■ EXERCICES À TRAITER:
- a) D'après l'extrait sur la population russe et l'information, selon Sergueï Buntman, où les gens qui ne veulent pas de l'information trouvent-ils un confort ?
- b) Poursuivez l'extrait sur la population russe et l'information à partir de sa dernière phrase.

Sergueï Buntman se veut lui plus métaphorique dans la création de ces médias alternatifs : « En barrant ce fleuve d’informations, calme et professionnel, sont apparus des dizaines de petits ruisseaux crées par des journalistes. »
Le but selon Stéphanie Lamy ? « Atteindre différentes cibles de la population russe pour leur permettre de réfléchir de manière plus critique à ce qui leur est livré par le Kremlin. »
Mais si ces canaux sont accessibles relativement facilement, souvent à l’aide d’outils numériques comme les VPN, la population russe ne part pas forcément à la recherche de ces informations. Sergueï Buntman parle d’une sorte de complaisance dans la propagande : « C’est tout à fait possible de puiser l’information voulue. Mais “voulue” c’est le mot clef. Parce qu’il y a beaucoup de gens qui n’en veulent pas. Ils trouvent un confort dans la propagande et dans l’information unilatérale qui passe à la télévision d’État. »
La population russe face à l’information
Il reste tout de même difficile de sonder la population russe sur sa volonté de s’informer. Stéphanie Lamy se refuse de parler d’un bloc homogène pour évoquer la population russe : « Vous avez, bien sûr, les élites. Ceux qui sont proches du Kremlin, qui savent très bien que certains éléments de langage sont de fausses informations. En parallèle, vous avez d’autres élites, elles, critiques du pouvoir. »
Enfin, Stéphanie Lamy dégage une troisième strate : « Vous avez une large part de la population russe, reculée et éloignée des centres du pouvoir, qui reçoit les informations comme elles ont été validées par le Kremlin. »

■ EXTRAIT DES DONNÉES:
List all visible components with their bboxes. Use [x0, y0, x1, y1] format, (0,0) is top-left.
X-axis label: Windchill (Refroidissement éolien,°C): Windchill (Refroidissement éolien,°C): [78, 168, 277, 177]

■ RÉPONSES AUX EXERCICES:
- a) Dans la propagande et dans l'information unilatérale qui passe à la télévision d'État.

- b)
La chaîne de télévision Dojd, elle aussi fermée depuis le début de l’offensive russe, montre bel et bien qu’une grande partie de la population tente tout de même de s’informer avec des médias libres et indépendants. La chaîne YouTube de Dojd, qui diffuse depuis l’Europe, a rassemblé plus de 20 millions de téléspectateurs pour ses premières émissions début mars.
Sergueï Buntman, lui, est resté à Moscou pour faire son travail de journaliste : « On fait notre devoir. C’est une nécessité de continuer à faire notre profession. » Avec ses collègues, il met au centre de son travail l’éthique et la déontologie de son métier, ce qui peut paraître paradoxal selon lui : « Ces médias sociaux et populaires n’exigeraient pas un professionnalisme avec des informations vérifiées et vérifiables, contestées et contestables. Sur ces plateformes, il est très facile de devenir militant. Nous essayons de préserver la profession, c’est très important pour l’avenir parce qu’aujourd’hui, le journalisme est complètement détruit. »
Face à cette situation, Sergueï Buntman ne s’attend pas à pouvoir reprendre l’antenne de manière officielle, sur un canal national, tant que Vladimir Poutine sera au pouvoir.